## What you will do:
Will you extract the entries word for word? Images should not appear in the copy.

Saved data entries
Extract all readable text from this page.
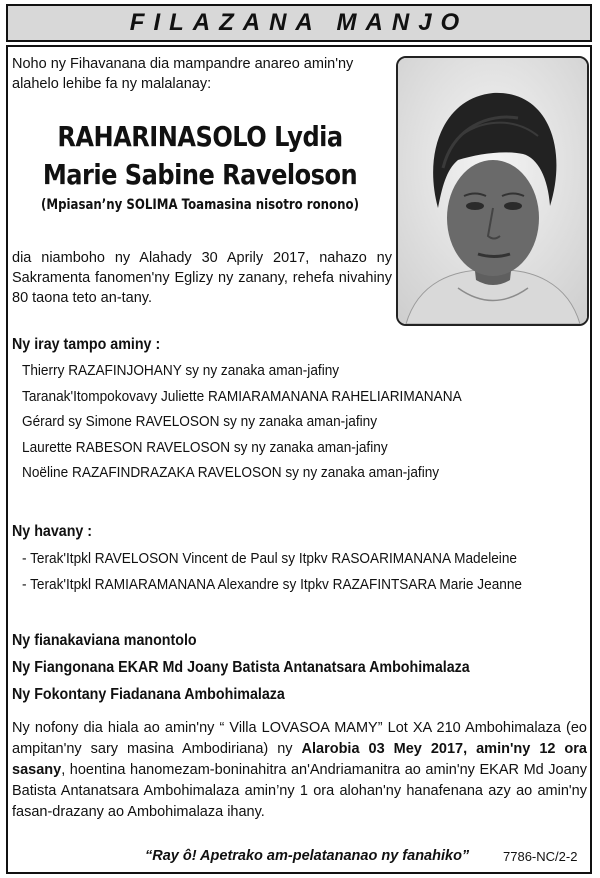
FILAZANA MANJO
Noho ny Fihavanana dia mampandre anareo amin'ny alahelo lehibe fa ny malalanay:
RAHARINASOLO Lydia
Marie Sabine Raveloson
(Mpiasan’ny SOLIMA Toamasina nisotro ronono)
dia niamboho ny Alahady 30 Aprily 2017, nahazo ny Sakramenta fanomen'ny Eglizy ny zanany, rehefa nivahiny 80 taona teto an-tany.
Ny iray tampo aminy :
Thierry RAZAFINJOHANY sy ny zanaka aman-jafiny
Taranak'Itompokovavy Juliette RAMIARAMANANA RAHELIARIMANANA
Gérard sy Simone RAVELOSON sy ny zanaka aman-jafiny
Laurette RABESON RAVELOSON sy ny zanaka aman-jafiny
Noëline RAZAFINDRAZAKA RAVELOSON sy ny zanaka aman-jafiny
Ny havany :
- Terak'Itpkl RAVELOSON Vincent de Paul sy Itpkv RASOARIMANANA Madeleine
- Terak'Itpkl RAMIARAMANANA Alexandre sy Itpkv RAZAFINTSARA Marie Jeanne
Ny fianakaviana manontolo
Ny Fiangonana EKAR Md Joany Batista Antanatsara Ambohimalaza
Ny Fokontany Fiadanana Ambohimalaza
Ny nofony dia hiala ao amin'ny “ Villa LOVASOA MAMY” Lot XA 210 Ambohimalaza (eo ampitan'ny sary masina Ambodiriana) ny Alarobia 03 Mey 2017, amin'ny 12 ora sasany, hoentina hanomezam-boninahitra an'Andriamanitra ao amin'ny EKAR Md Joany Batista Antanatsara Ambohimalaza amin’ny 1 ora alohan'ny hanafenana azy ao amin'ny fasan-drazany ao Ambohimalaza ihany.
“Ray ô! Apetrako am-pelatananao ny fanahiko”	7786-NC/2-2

## Response:
Extract all readable text from this page.
FILAZANA MANJO
Noho ny Fihavanana dia mampandre anareo amin'ny alahelo lehibe fa ny malalanay:
RAHARINASOLO Lydia
Marie Sabine Raveloson
(Mpiasan’ny SOLIMA Toamasina nisotro ronono)
dia niamboho ny Alahady 30 Aprily 2017, nahazo ny Sakramenta fanomen'ny Eglizy ny zanany, rehefa nivahiny 80 taona teto an-tany.
Ny iray tampo aminy :
Thierry RAZAFINJOHANY sy ny zanaka aman-jafiny
Taranak'Itompokovavy Juliette RAMIARAMANANA RAHELIARIMANANA
Gérard sy Simone RAVELOSON sy ny zanaka aman-jafiny
Laurette RABESON RAVELOSON sy ny zanaka aman-jafiny
Noëline RAZAFINDRAZAKA RAVELOSON sy ny zanaka aman-jafiny
Ny havany :
- Terak'Itpkl RAVELOSON Vincent de Paul sy Itpkv RASOARIMANANA Madeleine
- Terak'Itpkl RAMIARAMANANA Alexandre sy Itpkv RAZAFINTSARA Marie Jeanne
Ny fianakaviana manontolo
Ny Fiangonana EKAR Md Joany Batista Antanatsara Ambohimalaza
Ny Fokontany Fiadanana Ambohimalaza
Ny nofony dia hiala ao amin'ny “ Villa LOVASOA MAMY” Lot XA 210 Ambohimalaza (eo ampitan'ny sary masina Ambodiriana) ny Alarobia 03 Mey 2017, amin'ny 12 ora sasany, hoentina hanomezam-boninahitra an'Andriamanitra ao amin'ny EKAR Md Joany Batista Antanatsara Ambohimalaza amin’ny 1 ora alohan'ny hanafenana azy ao amin'ny fasan-drazany ao Ambohimalaza ihany.
“Ray ô! Apetrako am-pelatananao ny fanahiko”	7786-NC/2-2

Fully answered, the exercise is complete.